→ Written instruction: Wherever a line holds the word "三江平原", copy that line out.

--- BEGIN ---

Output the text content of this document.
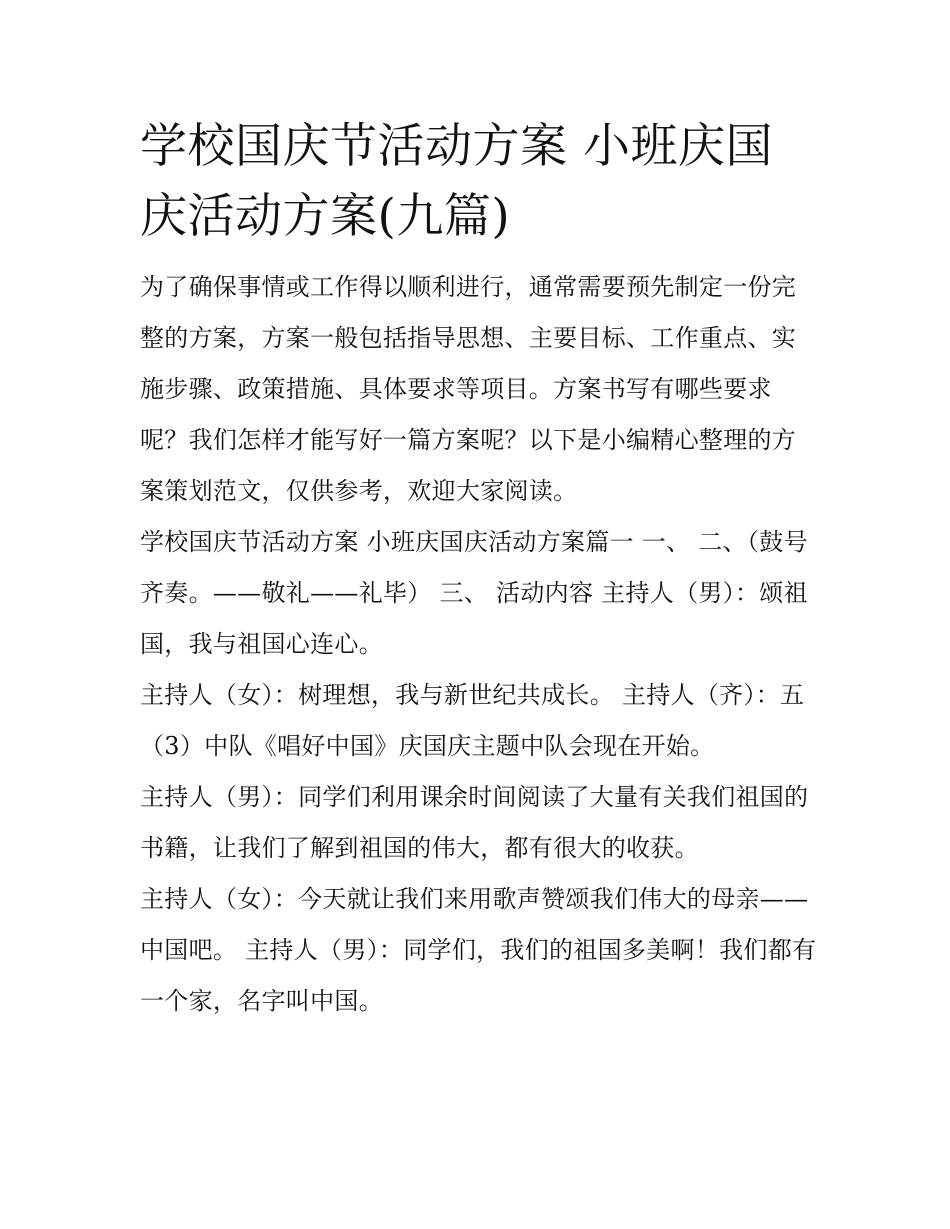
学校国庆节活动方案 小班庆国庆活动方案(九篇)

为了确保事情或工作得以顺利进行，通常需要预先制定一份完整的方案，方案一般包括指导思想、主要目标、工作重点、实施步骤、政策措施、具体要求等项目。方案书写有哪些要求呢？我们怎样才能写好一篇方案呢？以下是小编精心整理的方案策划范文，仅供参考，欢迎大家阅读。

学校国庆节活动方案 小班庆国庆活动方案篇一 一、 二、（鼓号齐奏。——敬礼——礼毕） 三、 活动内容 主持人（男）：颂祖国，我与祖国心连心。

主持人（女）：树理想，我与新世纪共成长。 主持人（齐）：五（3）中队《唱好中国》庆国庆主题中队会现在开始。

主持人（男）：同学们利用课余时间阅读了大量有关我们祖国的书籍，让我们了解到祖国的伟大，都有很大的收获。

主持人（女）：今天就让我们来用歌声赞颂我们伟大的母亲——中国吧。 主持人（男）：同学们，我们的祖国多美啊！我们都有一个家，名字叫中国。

--- END ---
--- BEGIN ---

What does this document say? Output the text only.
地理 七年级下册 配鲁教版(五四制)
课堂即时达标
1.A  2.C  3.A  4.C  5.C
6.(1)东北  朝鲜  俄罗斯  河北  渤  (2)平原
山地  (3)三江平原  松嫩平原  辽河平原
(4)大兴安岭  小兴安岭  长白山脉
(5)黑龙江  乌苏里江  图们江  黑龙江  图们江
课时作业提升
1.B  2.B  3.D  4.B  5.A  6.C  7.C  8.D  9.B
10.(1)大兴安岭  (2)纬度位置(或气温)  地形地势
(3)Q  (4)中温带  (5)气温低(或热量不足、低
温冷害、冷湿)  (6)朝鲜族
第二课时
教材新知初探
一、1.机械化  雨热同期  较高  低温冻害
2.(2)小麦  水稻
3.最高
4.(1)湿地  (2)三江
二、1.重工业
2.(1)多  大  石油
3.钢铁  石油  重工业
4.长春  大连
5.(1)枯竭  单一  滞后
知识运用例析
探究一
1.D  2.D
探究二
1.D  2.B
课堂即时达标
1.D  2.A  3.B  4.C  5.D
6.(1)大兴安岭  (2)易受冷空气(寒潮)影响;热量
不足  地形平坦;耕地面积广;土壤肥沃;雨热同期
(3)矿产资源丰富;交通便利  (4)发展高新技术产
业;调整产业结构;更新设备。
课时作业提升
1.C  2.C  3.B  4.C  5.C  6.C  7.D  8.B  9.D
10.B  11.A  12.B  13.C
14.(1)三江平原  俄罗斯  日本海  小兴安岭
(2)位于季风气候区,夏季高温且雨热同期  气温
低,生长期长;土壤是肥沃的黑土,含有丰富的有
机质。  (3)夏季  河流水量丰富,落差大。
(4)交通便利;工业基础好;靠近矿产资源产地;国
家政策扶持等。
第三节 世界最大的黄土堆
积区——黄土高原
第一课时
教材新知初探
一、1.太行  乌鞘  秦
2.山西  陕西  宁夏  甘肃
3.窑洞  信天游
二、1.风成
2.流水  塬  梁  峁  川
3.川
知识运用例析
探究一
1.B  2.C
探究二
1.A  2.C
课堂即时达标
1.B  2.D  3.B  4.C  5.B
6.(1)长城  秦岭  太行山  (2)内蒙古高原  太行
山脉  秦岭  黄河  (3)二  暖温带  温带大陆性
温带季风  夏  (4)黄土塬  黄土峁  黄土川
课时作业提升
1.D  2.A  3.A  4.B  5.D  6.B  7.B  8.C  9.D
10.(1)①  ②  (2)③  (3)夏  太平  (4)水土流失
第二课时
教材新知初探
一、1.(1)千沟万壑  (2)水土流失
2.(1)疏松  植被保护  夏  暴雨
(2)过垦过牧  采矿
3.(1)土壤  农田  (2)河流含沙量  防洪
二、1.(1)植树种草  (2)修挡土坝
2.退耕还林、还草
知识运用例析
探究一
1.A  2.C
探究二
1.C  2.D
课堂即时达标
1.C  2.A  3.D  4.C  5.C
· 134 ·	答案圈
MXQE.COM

--- END ---
--- BEGIN ---

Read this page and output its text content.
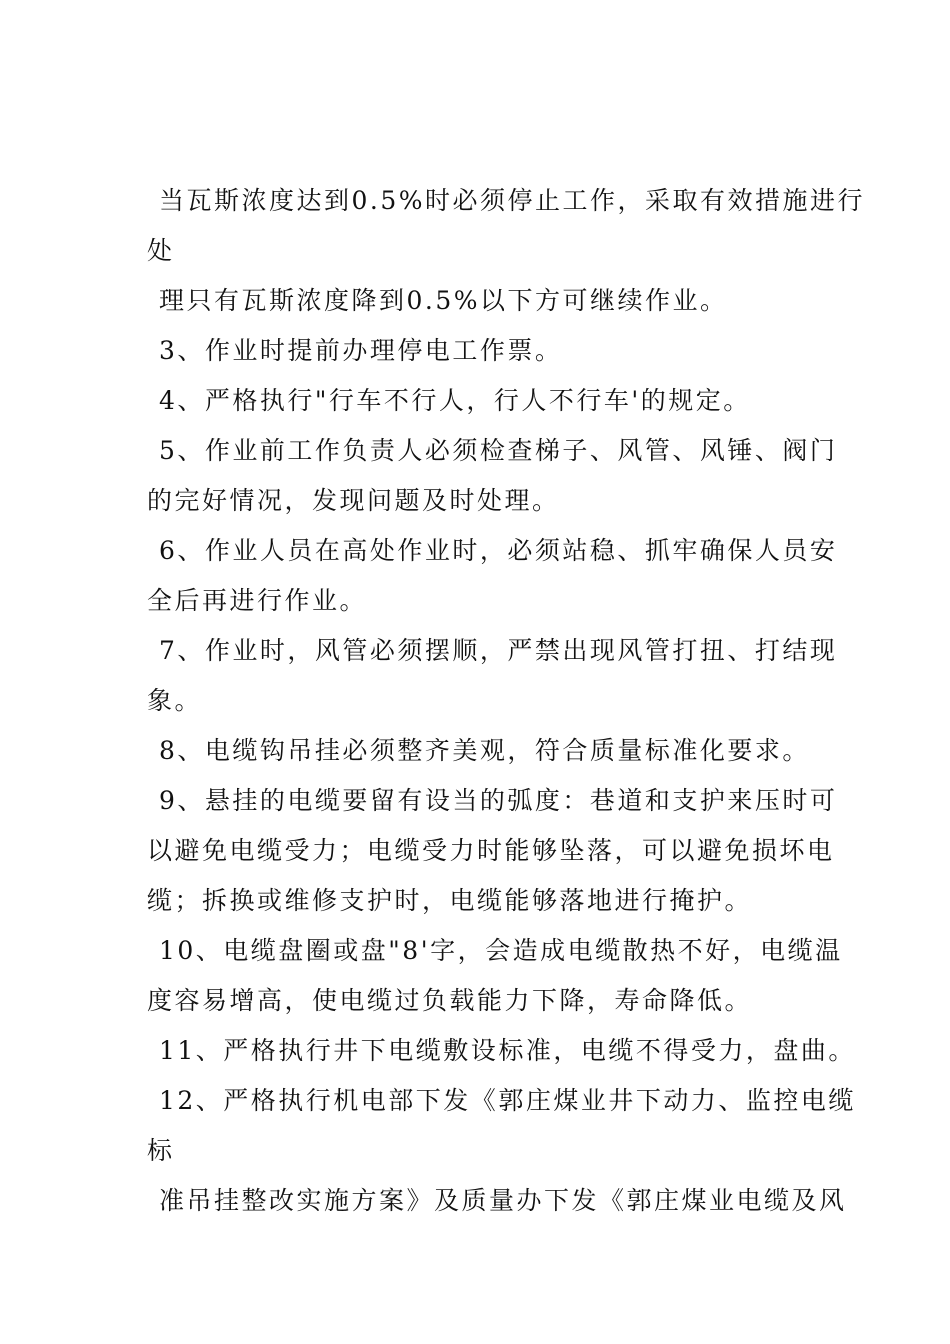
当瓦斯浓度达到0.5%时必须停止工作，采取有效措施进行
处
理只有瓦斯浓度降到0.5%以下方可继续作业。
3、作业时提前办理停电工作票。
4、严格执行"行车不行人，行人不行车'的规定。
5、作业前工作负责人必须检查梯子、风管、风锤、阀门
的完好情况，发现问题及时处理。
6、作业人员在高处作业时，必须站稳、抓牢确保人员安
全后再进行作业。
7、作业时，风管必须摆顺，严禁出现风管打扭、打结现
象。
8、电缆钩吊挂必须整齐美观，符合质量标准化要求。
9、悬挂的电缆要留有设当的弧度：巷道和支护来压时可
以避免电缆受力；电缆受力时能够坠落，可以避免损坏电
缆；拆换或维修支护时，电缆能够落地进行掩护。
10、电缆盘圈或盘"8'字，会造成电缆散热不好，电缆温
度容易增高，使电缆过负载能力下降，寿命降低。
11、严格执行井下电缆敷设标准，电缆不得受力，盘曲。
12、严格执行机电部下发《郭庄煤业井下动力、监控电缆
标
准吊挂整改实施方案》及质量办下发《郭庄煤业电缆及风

--- END ---

→ Reply:
山地  (3)三江平原  松嫩平原  辽河平原
14.(1)三江平原  俄罗斯  日本海  小兴安岭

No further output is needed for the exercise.